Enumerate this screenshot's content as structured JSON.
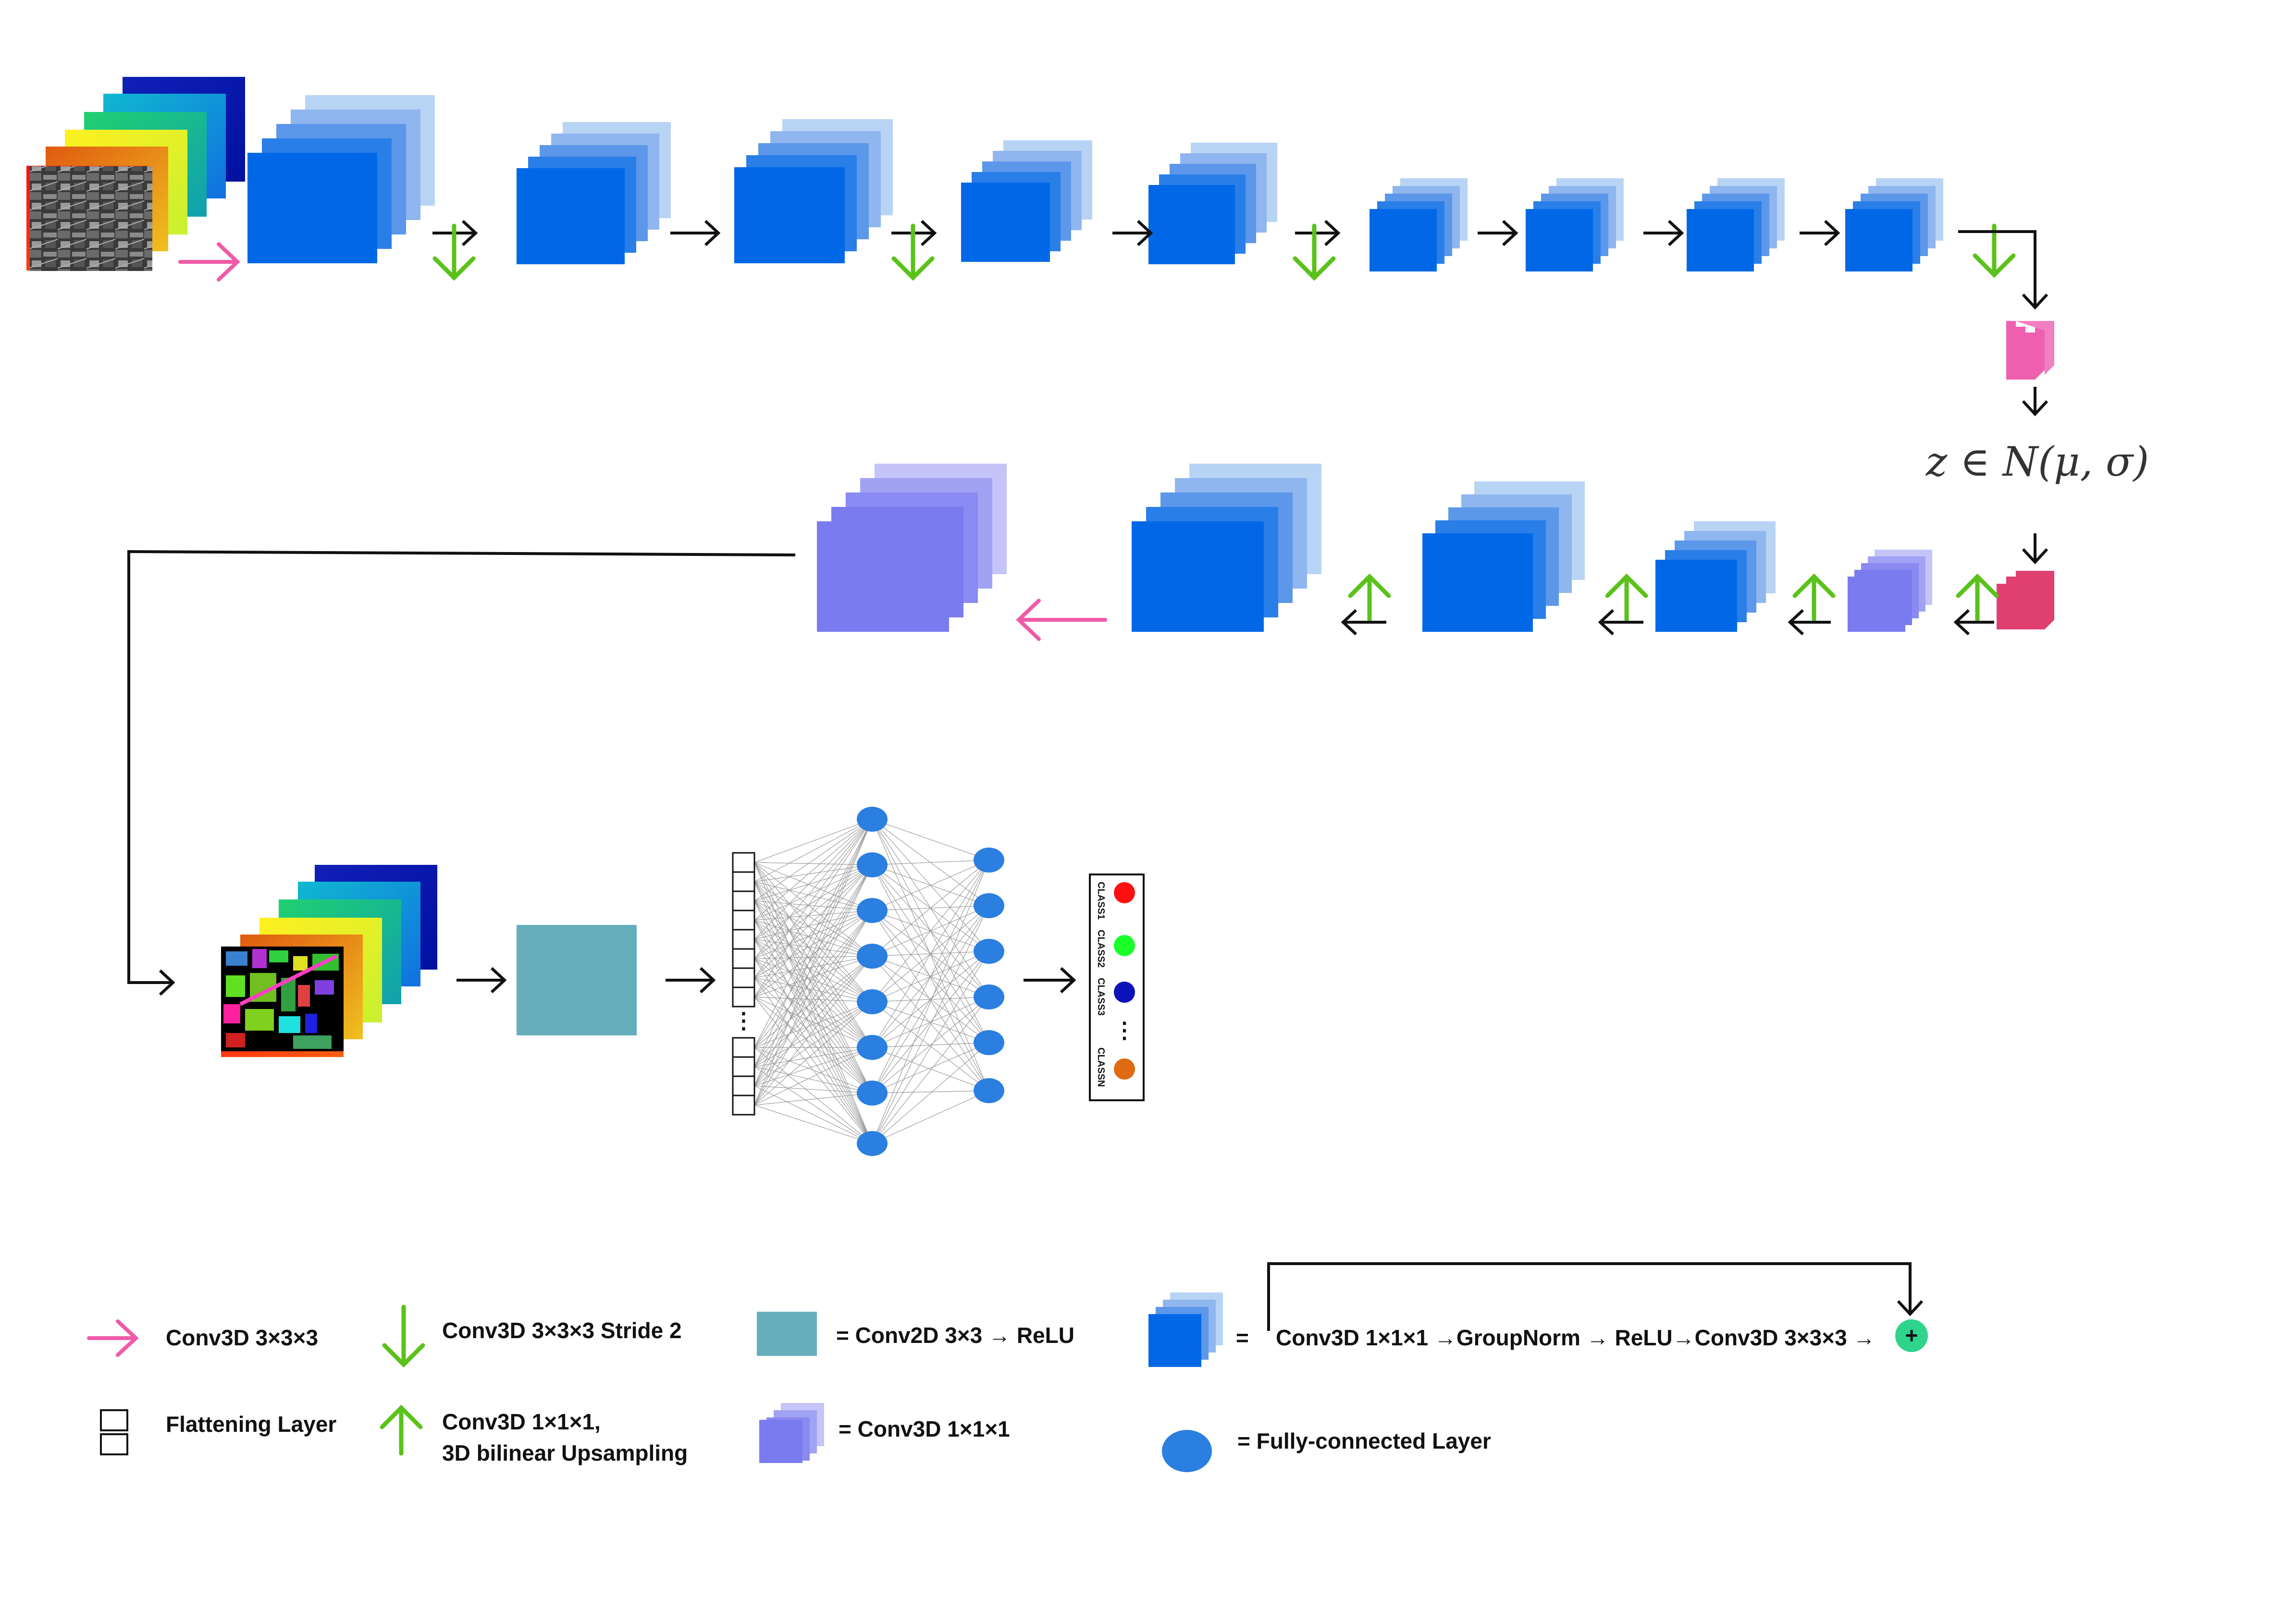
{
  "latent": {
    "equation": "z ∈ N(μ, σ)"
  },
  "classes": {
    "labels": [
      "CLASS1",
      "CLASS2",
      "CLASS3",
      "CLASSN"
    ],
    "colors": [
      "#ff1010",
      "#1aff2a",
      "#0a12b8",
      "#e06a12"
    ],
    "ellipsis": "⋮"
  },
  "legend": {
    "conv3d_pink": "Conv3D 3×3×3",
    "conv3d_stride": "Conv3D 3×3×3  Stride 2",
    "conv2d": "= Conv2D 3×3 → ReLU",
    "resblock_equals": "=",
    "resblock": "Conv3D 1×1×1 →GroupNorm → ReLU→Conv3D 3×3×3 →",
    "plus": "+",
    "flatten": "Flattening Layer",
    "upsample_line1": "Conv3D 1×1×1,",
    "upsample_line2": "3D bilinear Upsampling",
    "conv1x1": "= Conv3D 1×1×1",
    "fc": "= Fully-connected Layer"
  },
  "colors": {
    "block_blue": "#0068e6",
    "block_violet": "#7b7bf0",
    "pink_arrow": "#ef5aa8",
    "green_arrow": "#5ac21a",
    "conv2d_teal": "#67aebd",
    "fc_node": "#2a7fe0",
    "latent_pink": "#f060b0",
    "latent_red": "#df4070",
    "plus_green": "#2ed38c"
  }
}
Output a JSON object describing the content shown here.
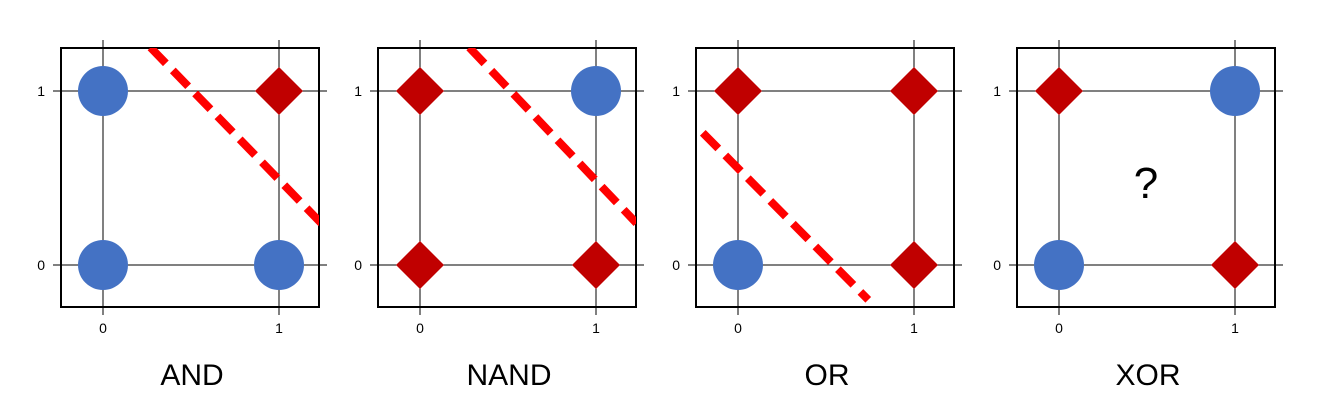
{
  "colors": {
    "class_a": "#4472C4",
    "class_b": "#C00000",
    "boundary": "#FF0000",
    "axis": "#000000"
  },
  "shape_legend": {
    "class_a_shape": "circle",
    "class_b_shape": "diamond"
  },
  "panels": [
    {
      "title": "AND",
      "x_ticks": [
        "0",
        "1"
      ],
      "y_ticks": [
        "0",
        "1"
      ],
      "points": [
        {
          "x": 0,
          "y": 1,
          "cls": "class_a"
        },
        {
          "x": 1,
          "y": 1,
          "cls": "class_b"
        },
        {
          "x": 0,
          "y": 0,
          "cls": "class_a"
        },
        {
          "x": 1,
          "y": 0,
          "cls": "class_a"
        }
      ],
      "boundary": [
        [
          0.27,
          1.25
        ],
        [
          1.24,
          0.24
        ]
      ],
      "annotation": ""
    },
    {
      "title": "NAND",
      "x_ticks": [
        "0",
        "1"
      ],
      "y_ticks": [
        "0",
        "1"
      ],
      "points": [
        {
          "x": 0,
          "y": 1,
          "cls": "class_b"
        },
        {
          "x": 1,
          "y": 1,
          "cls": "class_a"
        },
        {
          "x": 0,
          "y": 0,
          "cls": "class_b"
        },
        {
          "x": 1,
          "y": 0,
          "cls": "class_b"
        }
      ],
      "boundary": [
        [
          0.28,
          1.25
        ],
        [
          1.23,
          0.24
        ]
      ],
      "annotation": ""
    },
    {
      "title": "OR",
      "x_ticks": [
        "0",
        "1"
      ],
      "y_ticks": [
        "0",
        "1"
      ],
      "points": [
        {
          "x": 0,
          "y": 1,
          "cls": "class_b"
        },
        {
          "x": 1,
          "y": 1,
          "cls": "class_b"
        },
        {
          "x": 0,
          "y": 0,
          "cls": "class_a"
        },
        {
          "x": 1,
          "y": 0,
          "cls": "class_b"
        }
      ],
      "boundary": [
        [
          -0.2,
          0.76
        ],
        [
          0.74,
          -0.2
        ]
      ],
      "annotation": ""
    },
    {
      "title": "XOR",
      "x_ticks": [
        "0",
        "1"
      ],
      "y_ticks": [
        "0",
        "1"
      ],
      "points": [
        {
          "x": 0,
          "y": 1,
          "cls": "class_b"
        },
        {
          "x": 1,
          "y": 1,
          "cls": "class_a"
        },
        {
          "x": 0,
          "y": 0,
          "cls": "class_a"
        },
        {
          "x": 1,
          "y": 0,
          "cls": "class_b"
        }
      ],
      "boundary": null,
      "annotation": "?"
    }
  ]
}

+===+

## Set task
Go through the entries above and print each one exactly, minus the pictures.

## Expected answer
Enumerate this screenshot's content as structured JSON.
{
  "latent": {
    "equation": "z ∈ N(μ, σ)"
  },
  "classes": {
    "labels": [
      "CLASS1",
      "CLASS2",
      "CLASS3",
      "CLASSN"
    ],
    "colors": [
      "#ff1010",
      "#1aff2a",
      "#0a12b8",
      "#e06a12"
    ],
    "ellipsis": "⋮"
  },
  "legend": {
    "conv3d_pink": "Conv3D 3×3×3",
    "conv3d_stride": "Conv3D 3×3×3  Stride 2",
    "conv2d": "= Conv2D 3×3 → ReLU",
    "resblock_equals": "=",
    "resblock": "Conv3D 1×1×1 →GroupNorm → ReLU→Conv3D 3×3×3 →",
    "plus": "+",
    "flatten": "Flattening Layer",
    "upsample_line1": "Conv3D 1×1×1,",
    "upsample_line2": "3D bilinear Upsampling",
    "conv1x1": "= Conv3D 1×1×1",
    "fc": "= Fully-connected Layer"
  },
  "colors": {
    "block_blue": "#0068e6",
    "block_violet": "#7b7bf0",
    "pink_arrow": "#ef5aa8",
    "green_arrow": "#5ac21a",
    "conv2d_teal": "#67aebd",
    "fc_node": "#2a7fe0",
    "latent_pink": "#f060b0",
    "latent_red": "#df4070",
    "plus_green": "#2ed38c"
  }
}
Output a JSON object describing the content shown here.
{
  "colors": {
    "class_a": "#4472C4",
    "class_b": "#C00000",
    "boundary": "#FF0000",
    "axis": "#000000"
  },
  "shape_legend": {
    "class_a_shape": "circle",
    "class_b_shape": "diamond"
  },
  "panels": [
    {
      "title": "AND",
      "x_ticks": [
        "0",
        "1"
      ],
      "y_ticks": [
        "0",
        "1"
      ],
      "points": [
        {
          "x": 0,
          "y": 1,
          "cls": "class_a"
        },
        {
          "x": 1,
          "y": 1,
          "cls": "class_b"
        },
        {
          "x": 0,
          "y": 0,
          "cls": "class_a"
        },
        {
          "x": 1,
          "y": 0,
          "cls": "class_a"
        }
      ],
      "boundary": [
        [
          0.27,
          1.25
        ],
        [
          1.24,
          0.24
        ]
      ],
      "annotation": ""
    },
    {
      "title": "NAND",
      "x_ticks": [
        "0",
        "1"
      ],
      "y_ticks": [
        "0",
        "1"
      ],
      "points": [
        {
          "x": 0,
          "y": 1,
          "cls": "class_b"
        },
        {
          "x": 1,
          "y": 1,
          "cls": "class_a"
        },
        {
          "x": 0,
          "y": 0,
          "cls": "class_b"
        },
        {
          "x": 1,
          "y": 0,
          "cls": "class_b"
        }
      ],
      "boundary": [
        [
          0.28,
          1.25
        ],
        [
          1.23,
          0.24
        ]
      ],
      "annotation": ""
    },
    {
      "title": "OR",
      "x_ticks": [
        "0",
        "1"
      ],
      "y_ticks": [
        "0",
        "1"
      ],
      "points": [
        {
          "x": 0,
          "y": 1,
          "cls": "class_b"
        },
        {
          "x": 1,
          "y": 1,
          "cls": "class_b"
        },
        {
          "x": 0,
          "y": 0,
          "cls": "class_a"
        },
        {
          "x": 1,
          "y": 0,
          "cls": "class_b"
        }
      ],
      "boundary": [
        [
          -0.2,
          0.76
        ],
        [
          0.74,
          -0.2
        ]
      ],
      "annotation": ""
    },
    {
      "title": "XOR",
      "x_ticks": [
        "0",
        "1"
      ],
      "y_ticks": [
        "0",
        "1"
      ],
      "points": [
        {
          "x": 0,
          "y": 1,
          "cls": "class_b"
        },
        {
          "x": 1,
          "y": 1,
          "cls": "class_a"
        },
        {
          "x": 0,
          "y": 0,
          "cls": "class_a"
        },
        {
          "x": 1,
          "y": 0,
          "cls": "class_b"
        }
      ],
      "boundary": null,
      "annotation": "?"
    }
  ]
}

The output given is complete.